Identify every line containing the word "este" and reproduce each one.

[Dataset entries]
━━━━━━━━

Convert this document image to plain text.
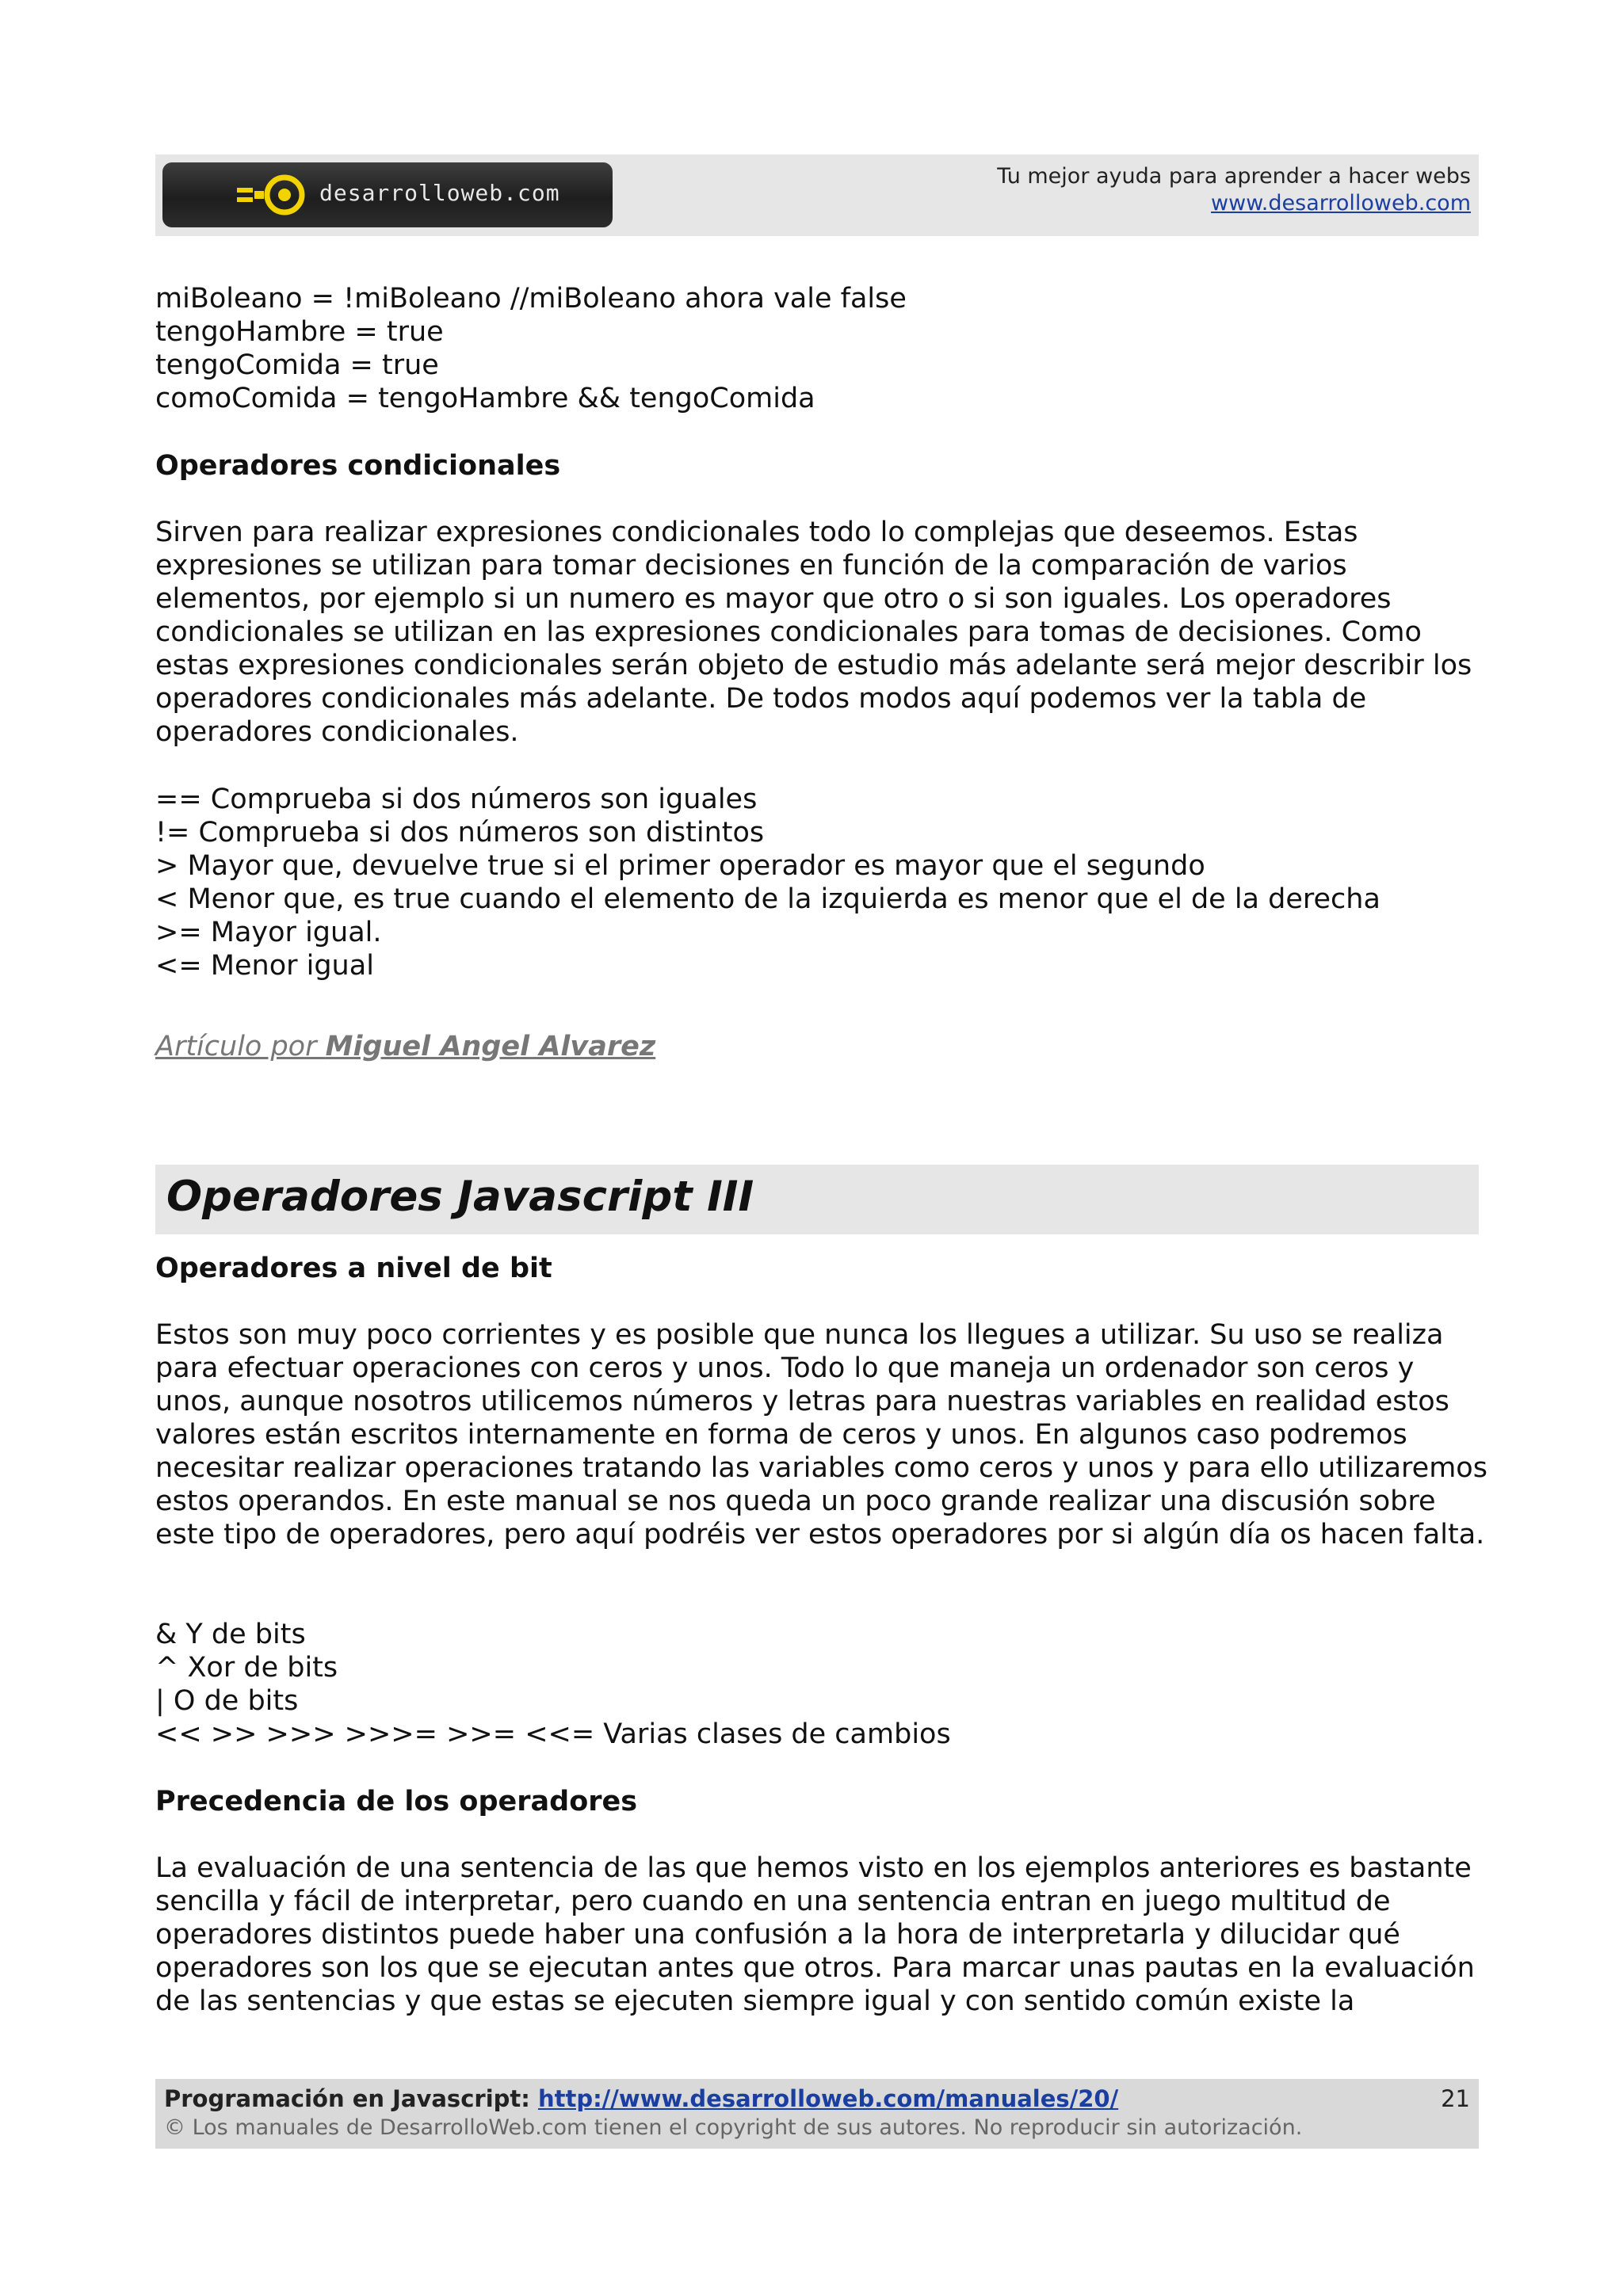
desarrolloweb.com
Tu mejor ayuda para aprender a hacer webs
www.desarrolloweb.com
miBoleano = !miBoleano //miBoleano ahora vale false
tengoHambre = true
tengoComida = true
comoComida = tengoHambre && tengoComida
Operadores condicionales
Sirven para realizar expresiones condicionales todo lo complejas que deseemos. Estas
expresiones se utilizan para tomar decisiones en función de la comparación de varios
elementos, por ejemplo si un numero es mayor que otro o si son iguales. Los operadores
condicionales se utilizan en las expresiones condicionales para tomas de decisiones. Como
estas expresiones condicionales serán objeto de estudio más adelante será mejor describir los
operadores condicionales más adelante. De todos modos aquí podemos ver la tabla de
operadores condicionales.
== Comprueba si dos números son iguales
!= Comprueba si dos números son distintos
> Mayor que, devuelve true si el primer operador es mayor que el segundo
< Menor que, es true cuando el elemento de la izquierda es menor que el de la derecha
>= Mayor igual.
<= Menor igual
Artículo por Miguel Angel Alvarez
Operadores Javascript III
Operadores a nivel de bit
Estos son muy poco corrientes y es posible que nunca los llegues a utilizar. Su uso se realiza
para efectuar operaciones con ceros y unos. Todo lo que maneja un ordenador son ceros y
unos, aunque nosotros utilicemos números y letras para nuestras variables en realidad estos
valores están escritos internamente en forma de ceros y unos. En algunos caso podremos
necesitar realizar operaciones tratando las variables como ceros y unos y para ello utilizaremos
estos operandos. En este manual se nos queda un poco grande realizar una discusión sobre
este tipo de operadores, pero aquí podréis ver estos operadores por si algún día os hacen falta.
& Y de bits
^ Xor de bits
| O de bits
<< >> >>> >>>= >>= <<= Varias clases de cambios
Precedencia de los operadores
La evaluación de una sentencia de las que hemos visto en los ejemplos anteriores es bastante
sencilla y fácil de interpretar, pero cuando en una sentencia entran en juego multitud de
operadores distintos puede haber una confusión a la hora de interpretarla y dilucidar qué
operadores son los que se ejecutan antes que otros. Para marcar unas pautas en la evaluación
de las sentencias y que estas se ejecuten siempre igual y con sentido común existe la
Programación en Javascript: http://www.desarrolloweb.com/manuales/20/
© Los manuales de DesarrolloWeb.com tienen el copyright de sus autores. No reproducir sin autorización.
21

━━━━━━━━

» **Exercise result**:
estos operandos. En este manual se nos queda un poco grande realizar una discusión sobre
este tipo de operadores, pero aquí podréis ver estos operadores por si algún día os hacen falta.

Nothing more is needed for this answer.